- [WHAT TO WORK ON]
Reproduce every line of the records below without changing anything, and leave the pictures out of your answer.

(Image-based layout entries)
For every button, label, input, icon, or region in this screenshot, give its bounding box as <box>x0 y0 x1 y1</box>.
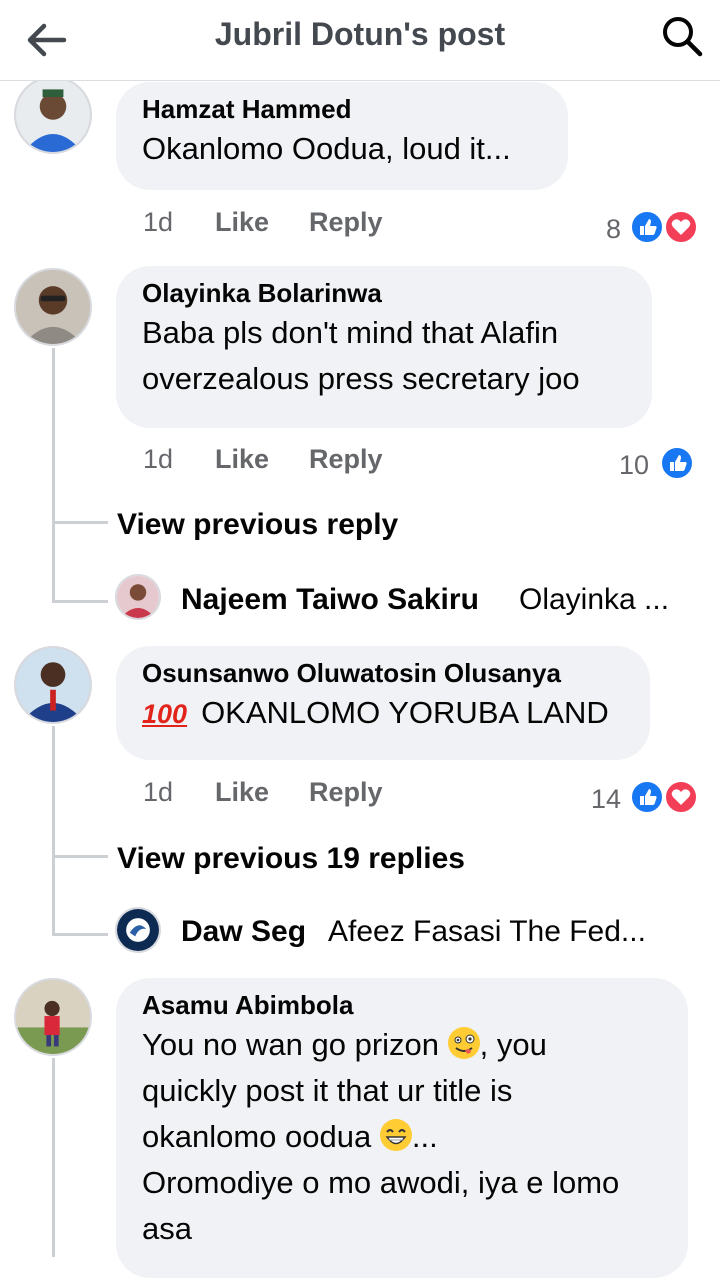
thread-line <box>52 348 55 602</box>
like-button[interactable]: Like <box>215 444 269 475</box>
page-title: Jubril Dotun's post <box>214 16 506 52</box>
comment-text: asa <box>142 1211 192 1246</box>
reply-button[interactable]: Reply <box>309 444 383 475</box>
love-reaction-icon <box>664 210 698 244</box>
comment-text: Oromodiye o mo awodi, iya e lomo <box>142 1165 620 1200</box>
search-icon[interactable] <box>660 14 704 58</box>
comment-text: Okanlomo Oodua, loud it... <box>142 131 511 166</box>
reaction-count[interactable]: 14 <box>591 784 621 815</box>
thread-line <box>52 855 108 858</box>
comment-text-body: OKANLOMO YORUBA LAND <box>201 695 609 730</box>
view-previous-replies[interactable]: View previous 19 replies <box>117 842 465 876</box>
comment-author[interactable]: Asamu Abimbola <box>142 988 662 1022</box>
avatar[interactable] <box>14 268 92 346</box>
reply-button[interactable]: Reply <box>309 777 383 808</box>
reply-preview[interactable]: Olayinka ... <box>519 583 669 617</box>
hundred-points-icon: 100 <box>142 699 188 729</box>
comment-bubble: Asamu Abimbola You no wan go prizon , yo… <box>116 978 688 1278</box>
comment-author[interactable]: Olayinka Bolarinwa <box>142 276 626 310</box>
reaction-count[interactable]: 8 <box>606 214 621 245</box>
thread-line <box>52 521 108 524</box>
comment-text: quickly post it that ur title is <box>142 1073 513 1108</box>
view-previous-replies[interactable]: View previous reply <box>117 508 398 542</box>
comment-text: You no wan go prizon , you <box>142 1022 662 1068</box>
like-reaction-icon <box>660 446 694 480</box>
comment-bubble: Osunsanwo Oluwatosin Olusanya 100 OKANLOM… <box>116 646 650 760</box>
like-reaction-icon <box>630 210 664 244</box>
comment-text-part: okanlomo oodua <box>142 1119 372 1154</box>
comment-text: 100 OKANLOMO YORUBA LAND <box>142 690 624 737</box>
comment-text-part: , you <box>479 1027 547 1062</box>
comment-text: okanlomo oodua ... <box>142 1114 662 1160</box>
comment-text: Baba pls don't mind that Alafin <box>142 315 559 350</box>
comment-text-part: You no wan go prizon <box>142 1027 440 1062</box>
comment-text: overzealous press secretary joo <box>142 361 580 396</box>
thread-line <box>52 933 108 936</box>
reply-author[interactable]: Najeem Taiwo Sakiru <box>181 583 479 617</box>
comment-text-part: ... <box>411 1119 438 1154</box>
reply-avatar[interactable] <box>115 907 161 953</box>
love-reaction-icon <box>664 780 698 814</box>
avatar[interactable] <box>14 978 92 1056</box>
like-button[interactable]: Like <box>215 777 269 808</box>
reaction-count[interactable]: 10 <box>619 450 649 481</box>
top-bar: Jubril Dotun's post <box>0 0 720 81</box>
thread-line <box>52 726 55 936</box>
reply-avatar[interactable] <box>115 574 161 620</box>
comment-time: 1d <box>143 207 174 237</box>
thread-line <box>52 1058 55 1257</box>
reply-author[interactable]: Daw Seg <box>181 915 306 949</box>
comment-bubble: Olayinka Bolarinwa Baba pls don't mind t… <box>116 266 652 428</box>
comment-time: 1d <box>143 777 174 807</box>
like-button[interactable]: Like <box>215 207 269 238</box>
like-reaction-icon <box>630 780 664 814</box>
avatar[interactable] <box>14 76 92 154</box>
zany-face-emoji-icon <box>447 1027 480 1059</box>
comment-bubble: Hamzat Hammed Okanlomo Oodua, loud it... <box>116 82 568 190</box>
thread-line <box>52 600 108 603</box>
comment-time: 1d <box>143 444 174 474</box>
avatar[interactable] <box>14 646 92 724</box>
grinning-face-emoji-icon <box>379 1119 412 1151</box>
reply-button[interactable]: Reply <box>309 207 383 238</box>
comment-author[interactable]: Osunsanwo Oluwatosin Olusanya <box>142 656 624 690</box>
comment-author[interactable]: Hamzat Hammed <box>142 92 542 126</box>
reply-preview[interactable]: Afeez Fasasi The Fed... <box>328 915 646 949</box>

- [ANSWER TO THE TASK]
For every button, label, input, icon, or region in this screenshot, give its bounding box as <box>x0 y0 x1 y1</box>.
thread-line <box>52 348 55 602</box>
like-button[interactable]: Like <box>215 444 269 475</box>
page-title: Jubril Dotun's post <box>214 16 506 52</box>
comment-text: asa <box>142 1211 192 1246</box>
reply-button[interactable]: Reply <box>309 444 383 475</box>
love-reaction-icon <box>664 210 698 244</box>
comment-text: Oromodiye o mo awodi, iya e lomo <box>142 1165 620 1200</box>
search-icon[interactable] <box>660 14 704 58</box>
comment-text: Okanlomo Oodua, loud it... <box>142 131 511 166</box>
reaction-count[interactable]: 14 <box>591 784 621 815</box>
thread-line <box>52 855 108 858</box>
comment-text-body: OKANLOMO YORUBA LAND <box>201 695 609 730</box>
view-previous-replies[interactable]: View previous 19 replies <box>117 842 465 876</box>
comment-author[interactable]: Asamu Abimbola <box>142 988 662 1022</box>
avatar[interactable] <box>14 268 92 346</box>
reply-button[interactable]: Reply <box>309 777 383 808</box>
reply-preview[interactable]: Olayinka ... <box>519 583 669 617</box>
hundred-points-icon: 100 <box>142 699 188 729</box>
comment-bubble: Asamu Abimbola You no wan go prizon , yo… <box>116 978 688 1278</box>
comment-author[interactable]: Olayinka Bolarinwa <box>142 276 626 310</box>
reaction-count[interactable]: 8 <box>606 214 621 245</box>
thread-line <box>52 521 108 524</box>
comment-text: quickly post it that ur title is <box>142 1073 513 1108</box>
view-previous-replies[interactable]: View previous reply <box>117 508 398 542</box>
comment-text: You no wan go prizon , you <box>142 1022 662 1068</box>
like-reaction-icon <box>660 446 694 480</box>
comment-bubble: Osunsanwo Oluwatosin Olusanya 100 OKANLOM… <box>116 646 650 760</box>
like-reaction-icon <box>630 210 664 244</box>
comment-text-part: okanlomo oodua <box>142 1119 372 1154</box>
comment-text: 100 OKANLOMO YORUBA LAND <box>142 690 624 737</box>
comment-text-part: , you <box>479 1027 547 1062</box>
comment-text: okanlomo oodua ... <box>142 1114 662 1160</box>
comment-text: Baba pls don't mind that Alafin <box>142 315 559 350</box>
comment-text-part: You no wan go prizon <box>142 1027 440 1062</box>
comment-text: overzealous press secretary joo <box>142 361 580 396</box>
thread-line <box>52 933 108 936</box>
reply-author[interactable]: Najeem Taiwo Sakiru <box>181 583 479 617</box>
comment-text-part: ... <box>411 1119 438 1154</box>
reply-avatar[interactable] <box>115 907 161 953</box>
love-reaction-icon <box>664 780 698 814</box>
avatar[interactable] <box>14 978 92 1056</box>
like-button[interactable]: Like <box>215 777 269 808</box>
reaction-count[interactable]: 10 <box>619 450 649 481</box>
top-bar: Jubril Dotun's post <box>0 0 720 81</box>
thread-line <box>52 726 55 936</box>
reply-avatar[interactable] <box>115 574 161 620</box>
comment-time: 1d <box>143 207 174 237</box>
thread-line <box>52 1058 55 1257</box>
reply-author[interactable]: Daw Seg <box>181 915 306 949</box>
comment-bubble: Olayinka Bolarinwa Baba pls don't mind t… <box>116 266 652 428</box>
comment-time: 1d <box>143 777 174 807</box>
like-button[interactable]: Like <box>215 207 269 238</box>
like-reaction-icon <box>630 780 664 814</box>
avatar[interactable] <box>14 76 92 154</box>
zany-face-emoji-icon <box>447 1027 480 1059</box>
comment-bubble: Hamzat Hammed Okanlomo Oodua, loud it... <box>116 82 568 190</box>
thread-line <box>52 600 108 603</box>
comment-time: 1d <box>143 444 174 474</box>
avatar[interactable] <box>14 646 92 724</box>
grinning-face-emoji-icon <box>379 1119 412 1151</box>
reply-button[interactable]: Reply <box>309 207 383 238</box>
comment-author[interactable]: Osunsanwo Oluwatosin Olusanya <box>142 656 624 690</box>
comment-author[interactable]: Hamzat Hammed <box>142 92 542 126</box>
reply-preview[interactable]: Afeez Fasasi The Fed... <box>328 915 646 949</box>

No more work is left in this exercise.